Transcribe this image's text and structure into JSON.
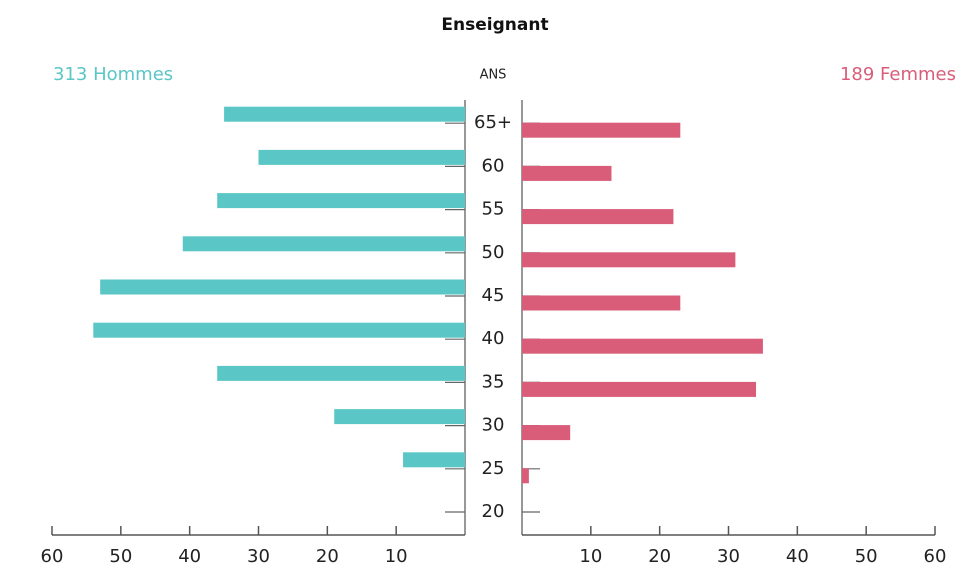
{
  "chart_data": {
    "type": "pyramid",
    "title": "Enseignant",
    "axis_label": "ANS",
    "categories": [
      "20",
      "25",
      "30",
      "35",
      "40",
      "45",
      "50",
      "55",
      "60",
      "65+"
    ],
    "series": [
      {
        "name": "313 Hommes",
        "color": "#5bc6c6",
        "values": [
          0,
          9,
          19,
          36,
          54,
          53,
          41,
          36,
          30,
          35
        ]
      },
      {
        "name": "189 Femmes",
        "color": "#d95d79",
        "values": [
          0,
          1,
          7,
          34,
          35,
          23,
          31,
          22,
          13,
          23
        ]
      }
    ],
    "xlim": [
      0,
      60
    ],
    "xticks": [
      10,
      20,
      30,
      40,
      50,
      60
    ]
  }
}
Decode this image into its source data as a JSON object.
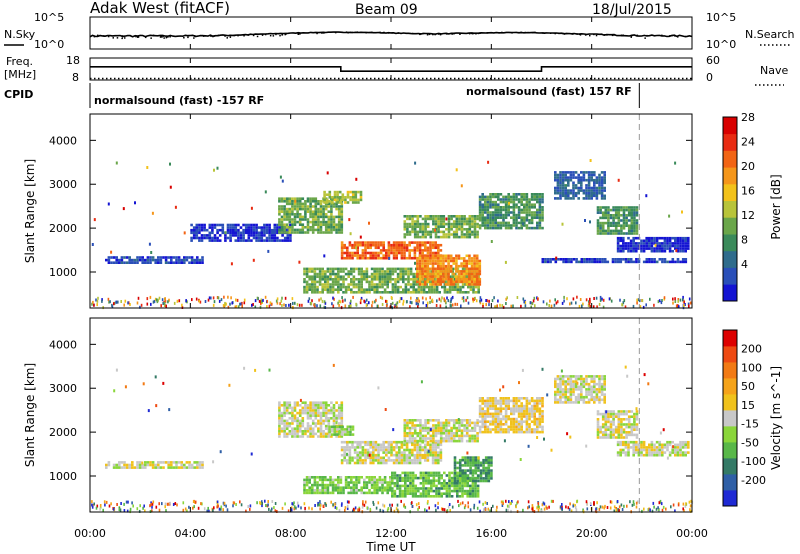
{
  "header": {
    "station": "Adak West (fitACF)",
    "beam": "Beam 09",
    "date": "18/Jul/2015"
  },
  "left_labels": {
    "nsky": "N.Sky",
    "freq_line1": "Freq.",
    "freq_line2": "[MHz]",
    "cpid": "CPID"
  },
  "right_labels": {
    "nsearch": "N.Search",
    "nave": "Nave"
  },
  "noise_axis": {
    "top": "10^5",
    "bottom": "10^0"
  },
  "freq_axis": {
    "left_top": "18",
    "left_bottom": "8",
    "right_top": "60",
    "right_bottom": "0"
  },
  "cpid_panel": {
    "mode1": "normalsound (fast) -157 RF",
    "mode2": "normalsound (fast) 157 RF"
  },
  "panel_ylabel": "Slant Range [km]",
  "xlabel": "Time UT",
  "x_ticks": [
    "00:00",
    "04:00",
    "08:00",
    "12:00",
    "16:00",
    "20:00",
    "00:00"
  ],
  "y_ticks": [
    "1000",
    "2000",
    "3000",
    "4000"
  ],
  "power_colorbar": {
    "label": "Power [dB]",
    "ticks": [
      "4",
      "8",
      "12",
      "16",
      "20",
      "24",
      "28"
    ],
    "colors": [
      "#1414d2",
      "#2a4fb8",
      "#2f6c8c",
      "#3a8a5a",
      "#6aa64a",
      "#b8c43a",
      "#f3c21a",
      "#f5961a",
      "#f26414",
      "#e82b12",
      "#d80000"
    ]
  },
  "velocity_colorbar": {
    "label": "Velocity [m s^-1]",
    "ticks": [
      "200",
      "100",
      "50",
      "15",
      "-15",
      "-50",
      "-100",
      "-200"
    ],
    "colors": [
      "#1f2ad4",
      "#2f5fa6",
      "#347a66",
      "#58b748",
      "#8ad63a",
      "#c8c8c8",
      "#f0c21c",
      "#f5a31a",
      "#f27a14",
      "#ee4a12",
      "#dd0000"
    ]
  },
  "chart_data": [
    {
      "type": "line",
      "title": "N.Sky / N.Search",
      "x_range_hours": [
        0,
        24
      ],
      "yscale": "log",
      "ylim": [
        1,
        100000
      ]
    },
    {
      "type": "line",
      "title": "Freq. / Nave",
      "x_range_hours": [
        0,
        24
      ],
      "series": [
        {
          "name": "Freq.",
          "x": [
            0,
            10,
            10,
            18,
            18,
            24
          ],
          "y": [
            14,
            14,
            12,
            12,
            14,
            14
          ]
        },
        {
          "name": "Nave",
          "x": [
            0,
            24
          ],
          "y": [
            4,
            4
          ]
        }
      ]
    },
    {
      "type": "heatmap",
      "title": "Power [dB]",
      "xlabel": "Time UT",
      "ylabel": "Slant Range [km]",
      "x_range_hours": [
        0,
        24
      ],
      "ylim": [
        180,
        4600
      ],
      "value_range": [
        3,
        30
      ],
      "regions": [
        {
          "t0": 0.6,
          "t1": 4.5,
          "r0": 1200,
          "r1": 1360,
          "v": 6
        },
        {
          "t0": 4.0,
          "t1": 8.0,
          "r0": 1700,
          "r1": 2100,
          "v": 5
        },
        {
          "t0": 7.5,
          "t1": 10.0,
          "r0": 1900,
          "r1": 2700,
          "v": 14
        },
        {
          "t0": 9.3,
          "t1": 10.8,
          "r0": 2600,
          "r1": 2850,
          "v": 16
        },
        {
          "t0": 10.0,
          "t1": 14.0,
          "r0": 1300,
          "r1": 1700,
          "v": 24
        },
        {
          "t0": 12.5,
          "t1": 15.5,
          "r0": 1800,
          "r1": 2300,
          "v": 14
        },
        {
          "t0": 8.5,
          "t1": 15.5,
          "r0": 550,
          "r1": 1100,
          "v": 14
        },
        {
          "t0": 13.0,
          "t1": 15.5,
          "r0": 700,
          "r1": 1400,
          "v": 22
        },
        {
          "t0": 15.5,
          "t1": 18.0,
          "r0": 2000,
          "r1": 2800,
          "v": 12
        },
        {
          "t0": 18.5,
          "t1": 20.5,
          "r0": 2700,
          "r1": 3300,
          "v": 8
        },
        {
          "t0": 20.2,
          "t1": 21.8,
          "r0": 1900,
          "r1": 2500,
          "v": 12
        },
        {
          "t0": 21.0,
          "t1": 23.8,
          "r0": 1500,
          "r1": 1800,
          "v": 5
        },
        {
          "t0": 18.0,
          "t1": 23.8,
          "r0": 1220,
          "r1": 1320,
          "v": 6
        }
      ]
    },
    {
      "type": "heatmap",
      "title": "Velocity [m s^-1]",
      "xlabel": "Time UT",
      "ylabel": "Slant Range [km]",
      "x_range_hours": [
        0,
        24
      ],
      "ylim": [
        180,
        4600
      ],
      "value_range": [
        -250,
        250
      ],
      "regions": [
        {
          "t0": 0.6,
          "t1": 4.5,
          "r0": 1220,
          "r1": 1340,
          "v": 0
        },
        {
          "t0": 7.5,
          "t1": 10.0,
          "r0": 1900,
          "r1": 2700,
          "v": 0
        },
        {
          "t0": 9.5,
          "t1": 10.5,
          "r0": 1950,
          "r1": 2150,
          "v": -50
        },
        {
          "t0": 10.0,
          "t1": 14.0,
          "r0": 1300,
          "r1": 1800,
          "v": 0
        },
        {
          "t0": 12.5,
          "t1": 15.5,
          "r0": 1800,
          "r1": 2300,
          "v": 0
        },
        {
          "t0": 8.5,
          "t1": 12.0,
          "r0": 600,
          "r1": 1000,
          "v": -60
        },
        {
          "t0": 12.0,
          "t1": 15.5,
          "r0": 550,
          "r1": 1100,
          "v": -80
        },
        {
          "t0": 14.5,
          "t1": 16.0,
          "r0": 900,
          "r1": 1450,
          "v": -110
        },
        {
          "t0": 15.5,
          "t1": 18.0,
          "r0": 2000,
          "r1": 2800,
          "v": 30
        },
        {
          "t0": 18.5,
          "t1": 20.5,
          "r0": 2700,
          "r1": 3300,
          "v": 0
        },
        {
          "t0": 20.2,
          "t1": 21.8,
          "r0": 1900,
          "r1": 2500,
          "v": 0
        },
        {
          "t0": 21.0,
          "t1": 23.8,
          "r0": 1500,
          "r1": 1800,
          "v": 0
        }
      ]
    }
  ]
}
====
Reproduce the whole listing word for word, setting aside any pictures.

*CORRECT RESPONSE:*
Transcribe this image's text and structure into JSON.
{
  "chart_data": {
    "type": "pyramid",
    "title": "Enseignant",
    "axis_label": "ANS",
    "categories": [
      "20",
      "25",
      "30",
      "35",
      "40",
      "45",
      "50",
      "55",
      "60",
      "65+"
    ],
    "series": [
      {
        "name": "313 Hommes",
        "color": "#5bc6c6",
        "values": [
          0,
          9,
          19,
          36,
          54,
          53,
          41,
          36,
          30,
          35
        ]
      },
      {
        "name": "189 Femmes",
        "color": "#d95d79",
        "values": [
          0,
          1,
          7,
          34,
          35,
          23,
          31,
          22,
          13,
          23
        ]
      }
    ],
    "xlim": [
      0,
      60
    ],
    "xticks": [
      10,
      20,
      30,
      40,
      50,
      60
    ]
  }
}
Decode this image into its source data as a JSON object.
{
  "header": {
    "station": "Adak West (fitACF)",
    "beam": "Beam 09",
    "date": "18/Jul/2015"
  },
  "left_labels": {
    "nsky": "N.Sky",
    "freq_line1": "Freq.",
    "freq_line2": "[MHz]",
    "cpid": "CPID"
  },
  "right_labels": {
    "nsearch": "N.Search",
    "nave": "Nave"
  },
  "noise_axis": {
    "top": "10^5",
    "bottom": "10^0"
  },
  "freq_axis": {
    "left_top": "18",
    "left_bottom": "8",
    "right_top": "60",
    "right_bottom": "0"
  },
  "cpid_panel": {
    "mode1": "normalsound (fast) -157 RF",
    "mode2": "normalsound (fast) 157 RF"
  },
  "panel_ylabel": "Slant Range [km]",
  "xlabel": "Time UT",
  "x_ticks": [
    "00:00",
    "04:00",
    "08:00",
    "12:00",
    "16:00",
    "20:00",
    "00:00"
  ],
  "y_ticks": [
    "1000",
    "2000",
    "3000",
    "4000"
  ],
  "power_colorbar": {
    "label": "Power [dB]",
    "ticks": [
      "4",
      "8",
      "12",
      "16",
      "20",
      "24",
      "28"
    ],
    "colors": [
      "#1414d2",
      "#2a4fb8",
      "#2f6c8c",
      "#3a8a5a",
      "#6aa64a",
      "#b8c43a",
      "#f3c21a",
      "#f5961a",
      "#f26414",
      "#e82b12",
      "#d80000"
    ]
  },
  "velocity_colorbar": {
    "label": "Velocity [m s^-1]",
    "ticks": [
      "200",
      "100",
      "50",
      "15",
      "-15",
      "-50",
      "-100",
      "-200"
    ],
    "colors": [
      "#1f2ad4",
      "#2f5fa6",
      "#347a66",
      "#58b748",
      "#8ad63a",
      "#c8c8c8",
      "#f0c21c",
      "#f5a31a",
      "#f27a14",
      "#ee4a12",
      "#dd0000"
    ]
  },
  "chart_data": [
    {
      "type": "line",
      "title": "N.Sky / N.Search",
      "x_range_hours": [
        0,
        24
      ],
      "yscale": "log",
      "ylim": [
        1,
        100000
      ]
    },
    {
      "type": "line",
      "title": "Freq. / Nave",
      "x_range_hours": [
        0,
        24
      ],
      "series": [
        {
          "name": "Freq.",
          "x": [
            0,
            10,
            10,
            18,
            18,
            24
          ],
          "y": [
            14,
            14,
            12,
            12,
            14,
            14
          ]
        },
        {
          "name": "Nave",
          "x": [
            0,
            24
          ],
          "y": [
            4,
            4
          ]
        }
      ]
    },
    {
      "type": "heatmap",
      "title": "Power [dB]",
      "xlabel": "Time UT",
      "ylabel": "Slant Range [km]",
      "x_range_hours": [
        0,
        24
      ],
      "ylim": [
        180,
        4600
      ],
      "value_range": [
        3,
        30
      ],
      "regions": [
        {
          "t0": 0.6,
          "t1": 4.5,
          "r0": 1200,
          "r1": 1360,
          "v": 6
        },
        {
          "t0": 4.0,
          "t1": 8.0,
          "r0": 1700,
          "r1": 2100,
          "v": 5
        },
        {
          "t0": 7.5,
          "t1": 10.0,
          "r0": 1900,
          "r1": 2700,
          "v": 14
        },
        {
          "t0": 9.3,
          "t1": 10.8,
          "r0": 2600,
          "r1": 2850,
          "v": 16
        },
        {
          "t0": 10.0,
          "t1": 14.0,
          "r0": 1300,
          "r1": 1700,
          "v": 24
        },
        {
          "t0": 12.5,
          "t1": 15.5,
          "r0": 1800,
          "r1": 2300,
          "v": 14
        },
        {
          "t0": 8.5,
          "t1": 15.5,
          "r0": 550,
          "r1": 1100,
          "v": 14
        },
        {
          "t0": 13.0,
          "t1": 15.5,
          "r0": 700,
          "r1": 1400,
          "v": 22
        },
        {
          "t0": 15.5,
          "t1": 18.0,
          "r0": 2000,
          "r1": 2800,
          "v": 12
        },
        {
          "t0": 18.5,
          "t1": 20.5,
          "r0": 2700,
          "r1": 3300,
          "v": 8
        },
        {
          "t0": 20.2,
          "t1": 21.8,
          "r0": 1900,
          "r1": 2500,
          "v": 12
        },
        {
          "t0": 21.0,
          "t1": 23.8,
          "r0": 1500,
          "r1": 1800,
          "v": 5
        },
        {
          "t0": 18.0,
          "t1": 23.8,
          "r0": 1220,
          "r1": 1320,
          "v": 6
        }
      ]
    },
    {
      "type": "heatmap",
      "title": "Velocity [m s^-1]",
      "xlabel": "Time UT",
      "ylabel": "Slant Range [km]",
      "x_range_hours": [
        0,
        24
      ],
      "ylim": [
        180,
        4600
      ],
      "value_range": [
        -250,
        250
      ],
      "regions": [
        {
          "t0": 0.6,
          "t1": 4.5,
          "r0": 1220,
          "r1": 1340,
          "v": 0
        },
        {
          "t0": 7.5,
          "t1": 10.0,
          "r0": 1900,
          "r1": 2700,
          "v": 0
        },
        {
          "t0": 9.5,
          "t1": 10.5,
          "r0": 1950,
          "r1": 2150,
          "v": -50
        },
        {
          "t0": 10.0,
          "t1": 14.0,
          "r0": 1300,
          "r1": 1800,
          "v": 0
        },
        {
          "t0": 12.5,
          "t1": 15.5,
          "r0": 1800,
          "r1": 2300,
          "v": 0
        },
        {
          "t0": 8.5,
          "t1": 12.0,
          "r0": 600,
          "r1": 1000,
          "v": -60
        },
        {
          "t0": 12.0,
          "t1": 15.5,
          "r0": 550,
          "r1": 1100,
          "v": -80
        },
        {
          "t0": 14.5,
          "t1": 16.0,
          "r0": 900,
          "r1": 1450,
          "v": -110
        },
        {
          "t0": 15.5,
          "t1": 18.0,
          "r0": 2000,
          "r1": 2800,
          "v": 30
        },
        {
          "t0": 18.5,
          "t1": 20.5,
          "r0": 2700,
          "r1": 3300,
          "v": 0
        },
        {
          "t0": 20.2,
          "t1": 21.8,
          "r0": 1900,
          "r1": 2500,
          "v": 0
        },
        {
          "t0": 21.0,
          "t1": 23.8,
          "r0": 1500,
          "r1": 1800,
          "v": 0
        }
      ]
    }
  ]
}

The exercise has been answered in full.